■ **RECORDS**
____________
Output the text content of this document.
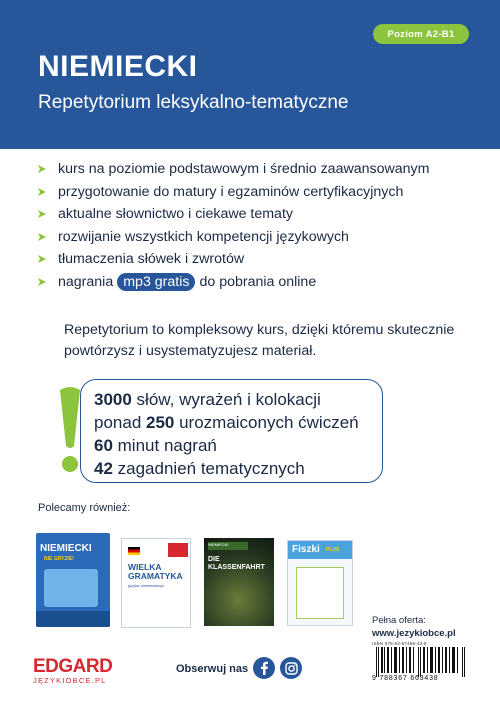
Poziom A2-B1
NIEMIECKI
Repetytorium leksykalno-tematyczne
kurs na poziomie podstawowym i średnio zaawansowanym
przygotowanie do matury i egzaminów certyfikacyjnych
aktualne słownictwo i ciekawe tematy
rozwijanie wszystkich kompetencji językowych
tłumaczenia słówek i zwrotów
nagrania mp3 gratis do pobrania online
Repetytorium to kompleksowy kurs, dzięki któremu skutecznie powtórzysz i usystematyzujesz materiał.
3000 słów, wyrażeń i kolokacji
ponad 250 urozmaiconych ćwiczeń
60 minut nagrań
42 zagadnień tematycznych
Polecamy również:
NIEMIECKI
NIE GRYZIE!
WIELKA GRAMATYKA
języka niemieckiego
NIEMIECKI
DIE KLASSENFAHRT
Fiszki PLUS
Pełna oferta:
www.jezykiobce.pl
ISBN 978-83-67465-43-8
9 788367 663438
EDGARD
JĘZYKIOBCE.PL
Obserwuj nas
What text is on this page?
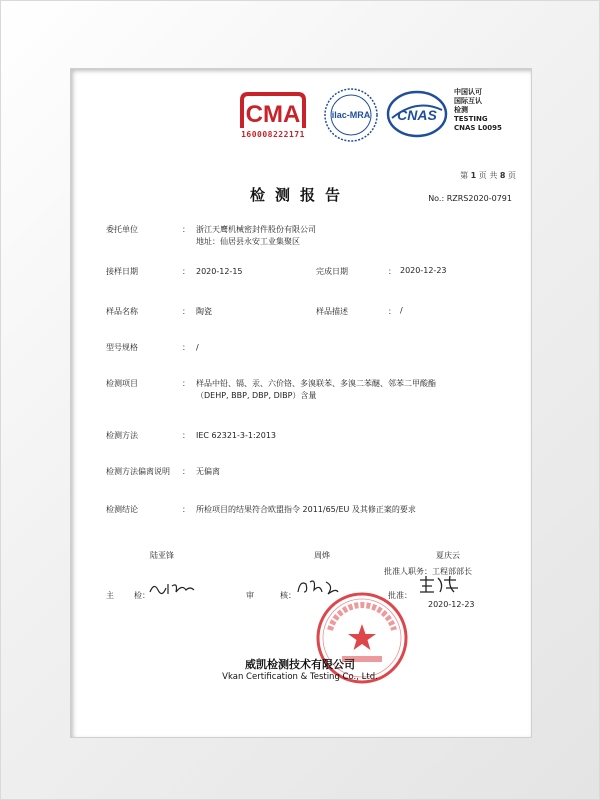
CMA
160008222171
ilac-MRA CNAS
中国认可
国际互认
检测
TESTING
CNAS L0095
第 1 页 共 8 页
检测报告	No.: RZRS2020-0791
委托单位	： 浙江天鹰机械密封件股份有限公司
地址：仙居县永安工业集聚区
接样日期	： 2020-12-15	完成日期	： 2020-12-23
样品名称	： 陶瓷	样品描述	： /
型号规格	： /
检测项目	： 样品中铅、镉、汞、六价铬、多溴联苯、多溴二苯醚、邻苯二甲酸酯
（DEHP, BBP, DBP, DIBP）含量
检测方法	： IEC 62321-3-1:2013
检测方法偏离说明 ： 无偏离
检测结论	： 所检项目的结果符合欧盟指令 2011/65/EU 及其修正案的要求
陆亚锋	周烨	夏庆云
批准人职务：工程部部长
主	检：	审	核：	批准：
2020-12-23
威凯检测技术有限公司
Vkan Certification & Testing Co., Ltd.
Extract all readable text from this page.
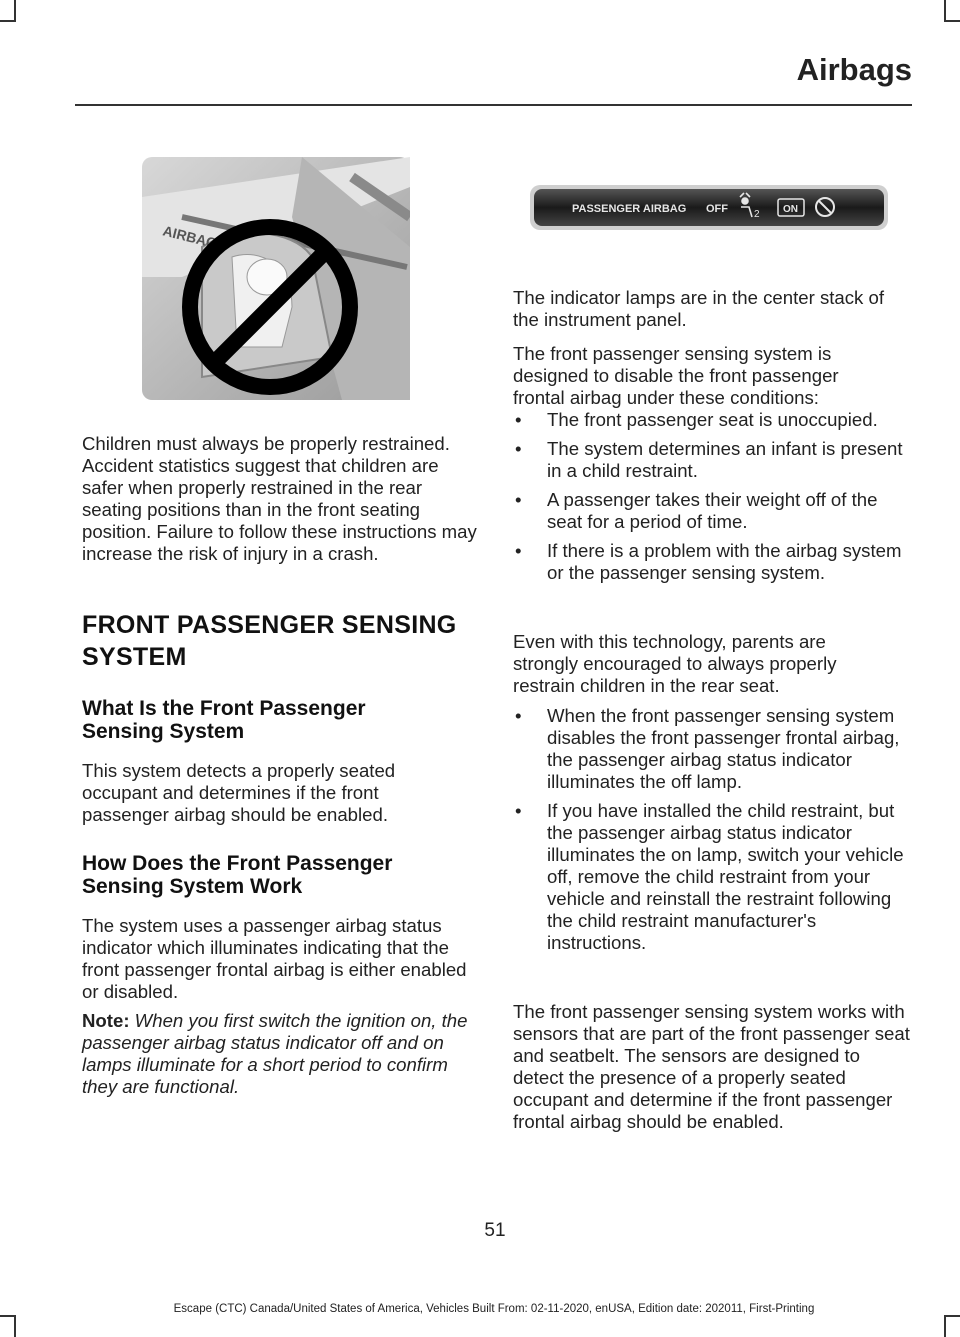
Airbags
AIRBAG
PASSENGER AIRBAG OFF	2 ON

Children must always be properly restrained. Accident statistics suggest that children are safer when properly restrained in the rear seating positions than in the front seating position. Failure to follow these instructions may increase the risk of injury in a crash.

FRONT PASSENGER SENSING
SYSTEM
What Is the Front Passenger
Sensing System

This system detects a properly seated occupant and determines if the front passenger airbag should be enabled.

How Does the Front Passenger
Sensing System Work

The system uses a passenger airbag status indicator which illuminates indicating that the front passenger frontal airbag is either enabled or disabled.

Note: When you first switch the ignition on, the passenger airbag status indicator off and on lamps illuminate for a short period to confirm they are functional.

The indicator lamps are in the center stack of the instrument panel.

The front passenger sensing system is designed to disable the front passenger frontal airbag under these conditions:

• The front passenger seat is unoccupied.
• The system determines an infant is present in a child restraint.
• A passenger takes their weight off of the seat for a period of time.
• If there is a problem with the airbag system or the passenger sensing system.

Even with this technology, parents are strongly encouraged to always properly restrain children in the rear seat.

• When the front passenger sensing system disables the front passenger frontal airbag, the passenger airbag status indicator illuminates the off lamp.
• If you have installed the child restraint, but the passenger airbag status indicator illuminates the on lamp, switch your vehicle off, remove the child restraint from your vehicle and reinstall the restraint following the child restraint manufacturer's instructions.

The front passenger sensing system works with sensors that are part of the front passenger seat and seatbelt. The sensors are designed to detect the presence of a properly seated occupant and determine if the front passenger frontal airbag should be enabled.

51
Escape (CTC) Canada/United States of America, Vehicles Built From: 02-11-2020, enUSA, Edition date: 202011, First-Printing
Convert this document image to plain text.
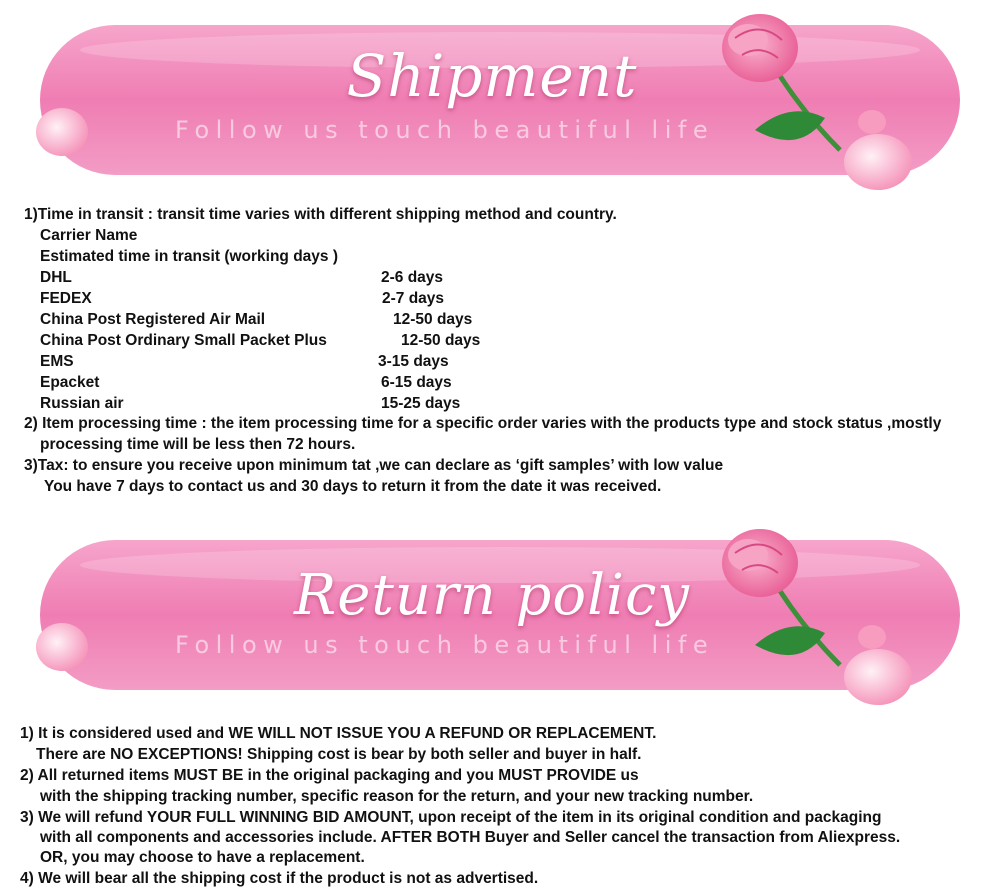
Shipment
Follow us touch beautiful life
1)Time in transit : transit time varies with different shipping method and country.
Carrier Name
Estimated time in transit (working days )
DHL	2-6 days
FEDEX	2-7 days
China Post Registered Air Mail	12-50 days
China Post Ordinary Small Packet Plus	12-50 days
EMS	3-15 days
Epacket	6-15 days
Russian air	15-25 days
2) Item processing time : the item processing time for a specific order varies with the products type and stock status ,mostly
processing time will be less then 72 hours.
3)Tax: to ensure you receive upon minimum tat ,we can declare as ‘gift samples’ with low value
You have 7 days to contact us and 30 days to return it from the date it was received.
Return policy
Follow us touch beautiful life
1) It is considered used and WE WILL NOT ISSUE YOU A REFUND OR REPLACEMENT.
There are NO EXCEPTIONS! Shipping cost is bear by both seller and buyer in half.
2) All returned items MUST BE in the original packaging and you MUST PROVIDE us
with the shipping tracking number, specific reason for the return, and your new tracking number.
3) We will refund YOUR FULL WINNING BID AMOUNT, upon receipt of the item in its original condition and packaging
with all components and accessories include. AFTER BOTH Buyer and Seller cancel the transaction from Aliexpress.
OR, you may choose to have a replacement.
4) We will bear all the shipping cost if the product is not as advertised.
____________
■ **WHAT IS BEING ASKED**
Find the word "specific" in the data and copy out each line where it turns up.

■ **ANSWER BELOW**
2) Item processing time : the item processing time for a specific order varies with the products type and stock status ,mostly
with the shipping tracking number, specific reason for the return, and your new tracking number.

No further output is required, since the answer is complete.